# The exercise:
The records below hold pictures; please leave those out and retype the rest exactly.

# Listed records:
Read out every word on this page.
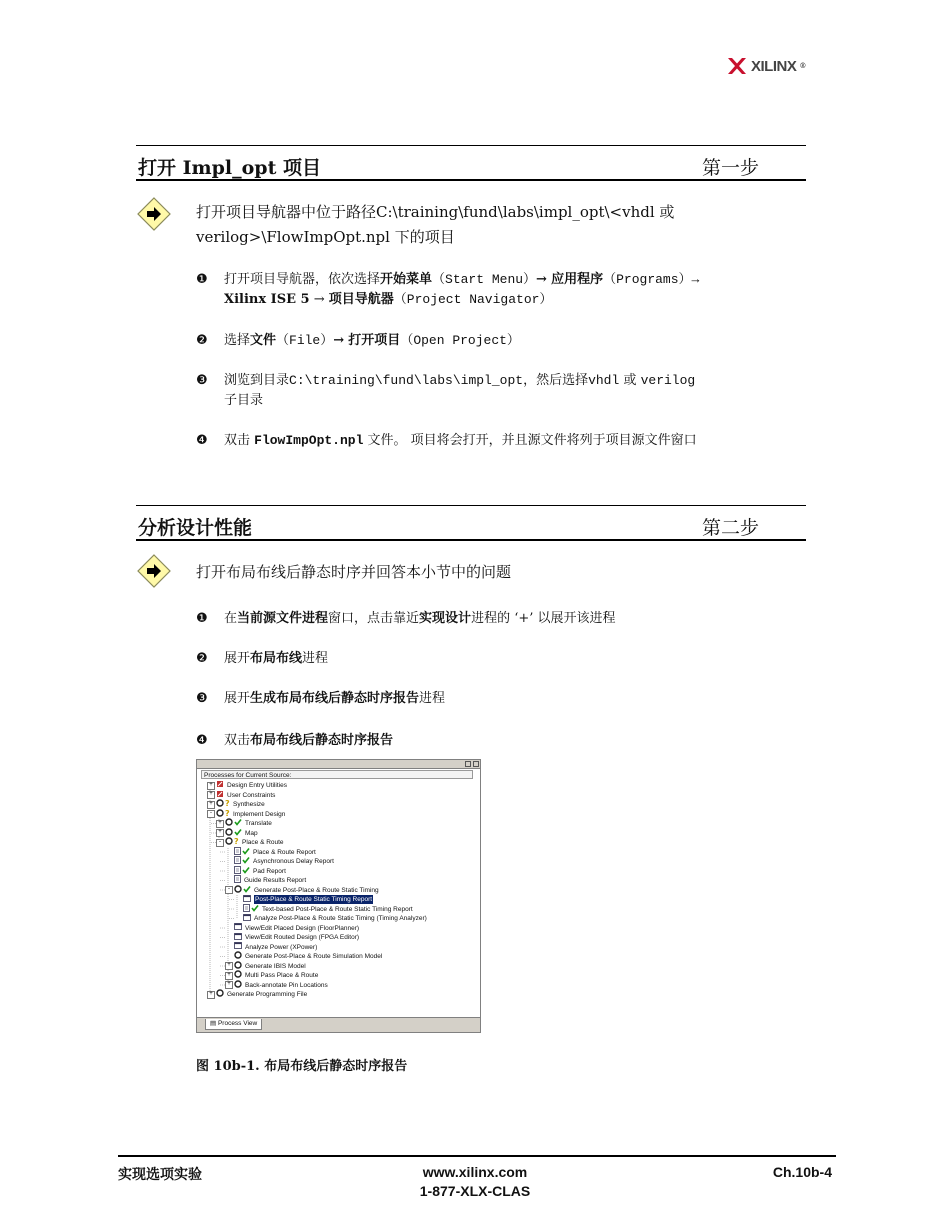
XILINX ®
打开 Impl_opt 项目	第一步
打开项目导航器中位于路径C:\training\fund\labs\impl_opt\<vhdl 或
verilog>\FlowImpOpt.npl 下的项目
❶	打开项目导航器，依次选择开始菜单（Start Menu）→ 应用程序（Programs）→
Xilinx ISE 5 → 项目导航器（Project Navigator）
❷	选择文件（File）→ 打开项目（Open Project）
❸	浏览到目录C:\training\fund\labs\impl_opt，然后选择vhdl 或 verilog
子目录
❹	双击 FlowImpOpt.npl 文件。 项目将会打开，并且源文件将列于项目源文件窗口
分析设计性能	第二步
打开布局布线后静态时序并回答本小节中的问题
❶	在当前源文件进程窗口，点击靠近实现设计进程的 ‘+’ 以展开该进程
❷	展开布局布线进程
❸	展开生成布局布线后静态时序报告进程
❹	双击布局布线后静态时序报告
Processes for Current Source:
+	Design Entry Utilities
+	User Constraints
+ ? Synthesize
-	? Implement Design
+	Translate
+	Map
-	? Place & Route
Place & Route Report
Asynchronous Delay Report
Pad Report
Guide Results Report
-	Generate Post-Place & Route Static Timing
Post-Place & Route Static Timing Report
Text-based Post-Place & Route Static Timing Report
Analyze Post-Place & Route Static Timing (Timing Analyzer)
View/Edit Placed Design (FloorPlanner)
View/Edit Routed Design (FPGA Editor)
Analyze Power (XPower)
Generate Post-Place & Route Simulation Model
+	Generate IBIS Model
+	Multi Pass Place & Route
+	Back-annotate Pin Locations
+	Generate Programming File
▤ Process View
图 10b-1. 布局布线后静态时序报告
实现选项实验	www.xilinx.com
1-877-XLX-CLAS
Ch.10b-4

# Exercise answer:
Read out every word on this page.
XILINX ®
打开 Impl_opt 项目	第一步
打开项目导航器中位于路径C:\training\fund\labs\impl_opt\<vhdl 或
verilog>\FlowImpOpt.npl 下的项目
❶	打开项目导航器，依次选择开始菜单（Start Menu）→ 应用程序（Programs）→
Xilinx ISE 5 → 项目导航器（Project Navigator）
❷	选择文件（File）→ 打开项目（Open Project）
❸	浏览到目录C:\training\fund\labs\impl_opt，然后选择vhdl 或 verilog
子目录
❹	双击 FlowImpOpt.npl 文件。 项目将会打开，并且源文件将列于项目源文件窗口
分析设计性能	第二步
打开布局布线后静态时序并回答本小节中的问题
❶	在当前源文件进程窗口，点击靠近实现设计进程的 ‘+’ 以展开该进程
❷	展开布局布线进程
❸	展开生成布局布线后静态时序报告进程
❹	双击布局布线后静态时序报告
Processes for Current Source:
+	Design Entry Utilities
+	User Constraints
+ ? Synthesize
-	? Implement Design
+	Translate
+	Map
-	? Place & Route
Place & Route Report
Asynchronous Delay Report
Pad Report
Guide Results Report
-	Generate Post-Place & Route Static Timing
Post-Place & Route Static Timing Report
Text-based Post-Place & Route Static Timing Report
Analyze Post-Place & Route Static Timing (Timing Analyzer)
View/Edit Placed Design (FloorPlanner)
View/Edit Routed Design (FPGA Editor)
Analyze Power (XPower)
Generate Post-Place & Route Simulation Model
+	Generate IBIS Model
+	Multi Pass Place & Route
+	Back-annotate Pin Locations
+	Generate Programming File
▤ Process View
图 10b-1. 布局布线后静态时序报告
实现选项实验	www.xilinx.com
1-877-XLX-CLAS
Ch.10b-4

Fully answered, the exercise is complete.